Set problem: Copy every line that contains the string "name" from the entries below.
** BEGIN **
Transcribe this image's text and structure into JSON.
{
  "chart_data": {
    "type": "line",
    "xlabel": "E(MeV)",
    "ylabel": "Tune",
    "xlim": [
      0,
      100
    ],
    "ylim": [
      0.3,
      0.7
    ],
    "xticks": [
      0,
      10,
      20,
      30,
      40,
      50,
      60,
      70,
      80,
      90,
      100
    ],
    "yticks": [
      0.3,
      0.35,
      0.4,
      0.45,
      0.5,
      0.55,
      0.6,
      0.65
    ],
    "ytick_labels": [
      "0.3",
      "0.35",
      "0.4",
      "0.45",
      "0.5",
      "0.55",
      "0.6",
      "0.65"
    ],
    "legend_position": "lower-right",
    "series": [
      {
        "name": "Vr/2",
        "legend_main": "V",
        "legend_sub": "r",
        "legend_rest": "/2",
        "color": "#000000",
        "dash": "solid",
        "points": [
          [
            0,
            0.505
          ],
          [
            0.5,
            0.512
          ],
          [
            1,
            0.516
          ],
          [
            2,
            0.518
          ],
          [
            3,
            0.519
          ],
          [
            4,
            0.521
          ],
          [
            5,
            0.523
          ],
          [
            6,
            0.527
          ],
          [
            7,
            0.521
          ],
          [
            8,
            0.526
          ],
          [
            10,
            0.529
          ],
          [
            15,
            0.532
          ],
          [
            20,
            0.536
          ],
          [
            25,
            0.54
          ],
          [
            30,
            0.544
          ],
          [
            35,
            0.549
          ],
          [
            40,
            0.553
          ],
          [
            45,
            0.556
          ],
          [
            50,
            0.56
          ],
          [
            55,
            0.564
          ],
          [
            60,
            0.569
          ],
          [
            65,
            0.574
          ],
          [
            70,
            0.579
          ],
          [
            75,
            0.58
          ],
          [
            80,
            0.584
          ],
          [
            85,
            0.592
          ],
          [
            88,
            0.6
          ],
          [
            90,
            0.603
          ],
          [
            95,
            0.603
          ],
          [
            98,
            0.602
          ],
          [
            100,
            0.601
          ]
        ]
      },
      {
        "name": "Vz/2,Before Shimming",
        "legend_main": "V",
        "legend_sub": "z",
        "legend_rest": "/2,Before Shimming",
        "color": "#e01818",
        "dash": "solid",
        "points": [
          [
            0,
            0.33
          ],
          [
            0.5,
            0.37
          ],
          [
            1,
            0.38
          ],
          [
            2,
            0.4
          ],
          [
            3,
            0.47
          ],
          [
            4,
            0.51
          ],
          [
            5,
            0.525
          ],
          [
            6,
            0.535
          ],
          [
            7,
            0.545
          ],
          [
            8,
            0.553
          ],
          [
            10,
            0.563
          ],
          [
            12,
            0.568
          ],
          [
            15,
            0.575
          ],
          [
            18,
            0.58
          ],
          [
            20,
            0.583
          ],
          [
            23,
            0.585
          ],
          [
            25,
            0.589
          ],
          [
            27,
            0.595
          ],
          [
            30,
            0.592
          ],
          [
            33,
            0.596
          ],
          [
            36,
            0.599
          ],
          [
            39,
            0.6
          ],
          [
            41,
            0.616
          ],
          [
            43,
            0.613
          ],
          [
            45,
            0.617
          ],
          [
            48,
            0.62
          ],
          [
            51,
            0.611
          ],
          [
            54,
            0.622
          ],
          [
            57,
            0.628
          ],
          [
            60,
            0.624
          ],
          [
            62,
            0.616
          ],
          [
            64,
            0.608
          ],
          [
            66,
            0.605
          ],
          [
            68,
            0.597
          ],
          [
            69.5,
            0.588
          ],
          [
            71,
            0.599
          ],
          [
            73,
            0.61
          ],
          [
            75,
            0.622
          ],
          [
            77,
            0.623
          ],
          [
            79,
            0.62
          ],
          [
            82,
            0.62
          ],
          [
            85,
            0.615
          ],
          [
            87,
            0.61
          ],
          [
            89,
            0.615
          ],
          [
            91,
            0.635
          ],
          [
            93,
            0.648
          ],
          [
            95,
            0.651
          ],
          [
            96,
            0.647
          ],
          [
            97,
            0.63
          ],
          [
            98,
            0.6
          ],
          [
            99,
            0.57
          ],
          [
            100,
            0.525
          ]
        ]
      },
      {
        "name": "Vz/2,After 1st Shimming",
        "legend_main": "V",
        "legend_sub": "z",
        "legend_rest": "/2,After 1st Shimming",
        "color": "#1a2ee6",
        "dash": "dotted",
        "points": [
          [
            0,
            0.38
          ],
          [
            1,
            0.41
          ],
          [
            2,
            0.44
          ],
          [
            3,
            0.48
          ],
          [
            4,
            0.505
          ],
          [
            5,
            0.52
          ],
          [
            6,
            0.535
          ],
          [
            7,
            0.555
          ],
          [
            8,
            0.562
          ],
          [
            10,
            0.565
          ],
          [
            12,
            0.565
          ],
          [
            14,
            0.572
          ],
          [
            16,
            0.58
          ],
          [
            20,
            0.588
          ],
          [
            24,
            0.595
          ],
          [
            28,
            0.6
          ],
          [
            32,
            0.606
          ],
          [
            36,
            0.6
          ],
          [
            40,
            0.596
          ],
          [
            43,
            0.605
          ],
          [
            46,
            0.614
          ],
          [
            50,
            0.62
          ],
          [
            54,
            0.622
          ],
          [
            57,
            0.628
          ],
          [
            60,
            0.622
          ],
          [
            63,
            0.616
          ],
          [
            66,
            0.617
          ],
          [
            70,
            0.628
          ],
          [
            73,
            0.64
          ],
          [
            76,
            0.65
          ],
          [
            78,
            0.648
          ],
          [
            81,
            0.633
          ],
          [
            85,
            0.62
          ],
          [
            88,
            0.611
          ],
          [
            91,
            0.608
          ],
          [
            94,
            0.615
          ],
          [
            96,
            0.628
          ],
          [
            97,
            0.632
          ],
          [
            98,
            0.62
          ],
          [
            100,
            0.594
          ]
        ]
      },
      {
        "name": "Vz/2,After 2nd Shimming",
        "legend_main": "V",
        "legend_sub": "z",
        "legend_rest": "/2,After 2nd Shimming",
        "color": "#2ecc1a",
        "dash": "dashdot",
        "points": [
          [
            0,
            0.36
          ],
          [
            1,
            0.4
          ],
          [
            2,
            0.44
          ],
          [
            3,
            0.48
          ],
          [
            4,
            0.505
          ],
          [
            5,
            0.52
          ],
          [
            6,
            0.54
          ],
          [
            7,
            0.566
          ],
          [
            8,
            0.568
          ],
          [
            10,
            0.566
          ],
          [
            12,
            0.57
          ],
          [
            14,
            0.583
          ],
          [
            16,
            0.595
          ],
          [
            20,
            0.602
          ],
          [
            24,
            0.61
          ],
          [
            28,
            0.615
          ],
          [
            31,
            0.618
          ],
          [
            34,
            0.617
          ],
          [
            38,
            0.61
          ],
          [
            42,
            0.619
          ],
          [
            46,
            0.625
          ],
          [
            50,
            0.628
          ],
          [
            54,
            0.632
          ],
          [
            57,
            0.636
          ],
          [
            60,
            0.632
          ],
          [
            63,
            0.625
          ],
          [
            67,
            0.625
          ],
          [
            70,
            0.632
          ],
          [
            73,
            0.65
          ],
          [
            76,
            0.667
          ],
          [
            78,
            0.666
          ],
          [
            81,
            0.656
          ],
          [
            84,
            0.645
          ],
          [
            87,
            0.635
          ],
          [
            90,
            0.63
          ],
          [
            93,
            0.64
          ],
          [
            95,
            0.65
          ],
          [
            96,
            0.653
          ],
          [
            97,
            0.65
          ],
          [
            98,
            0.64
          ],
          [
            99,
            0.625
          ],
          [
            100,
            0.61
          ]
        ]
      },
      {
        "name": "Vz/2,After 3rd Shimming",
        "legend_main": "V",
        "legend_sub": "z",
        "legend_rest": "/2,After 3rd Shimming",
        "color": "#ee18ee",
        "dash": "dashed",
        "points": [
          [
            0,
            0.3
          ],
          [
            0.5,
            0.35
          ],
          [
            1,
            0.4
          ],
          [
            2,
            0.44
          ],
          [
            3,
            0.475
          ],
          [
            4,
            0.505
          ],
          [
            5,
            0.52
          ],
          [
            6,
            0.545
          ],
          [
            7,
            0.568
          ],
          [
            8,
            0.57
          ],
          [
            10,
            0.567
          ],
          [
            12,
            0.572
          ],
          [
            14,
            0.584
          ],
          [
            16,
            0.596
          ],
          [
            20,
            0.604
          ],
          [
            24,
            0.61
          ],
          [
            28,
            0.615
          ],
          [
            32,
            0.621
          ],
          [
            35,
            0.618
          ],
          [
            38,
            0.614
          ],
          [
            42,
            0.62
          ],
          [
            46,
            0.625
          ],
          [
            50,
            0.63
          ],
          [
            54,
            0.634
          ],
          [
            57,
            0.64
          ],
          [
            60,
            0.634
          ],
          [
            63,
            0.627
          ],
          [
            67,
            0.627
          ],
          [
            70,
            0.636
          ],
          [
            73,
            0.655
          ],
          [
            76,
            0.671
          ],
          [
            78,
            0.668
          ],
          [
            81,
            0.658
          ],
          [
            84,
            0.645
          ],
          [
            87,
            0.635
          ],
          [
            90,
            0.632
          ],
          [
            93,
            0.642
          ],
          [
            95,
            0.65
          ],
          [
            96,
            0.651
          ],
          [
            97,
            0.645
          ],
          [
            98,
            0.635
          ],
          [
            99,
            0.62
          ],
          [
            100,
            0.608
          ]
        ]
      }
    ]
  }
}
** END **
Solution for this exercise:
        "name": "Vr/2",
        "name": "Vz/2,Before Shimming",
        "name": "Vz/2,After 1st Shimming",
        "name": "Vz/2,After 2nd Shimming",
        "name": "Vz/2,After 3rd Shimming",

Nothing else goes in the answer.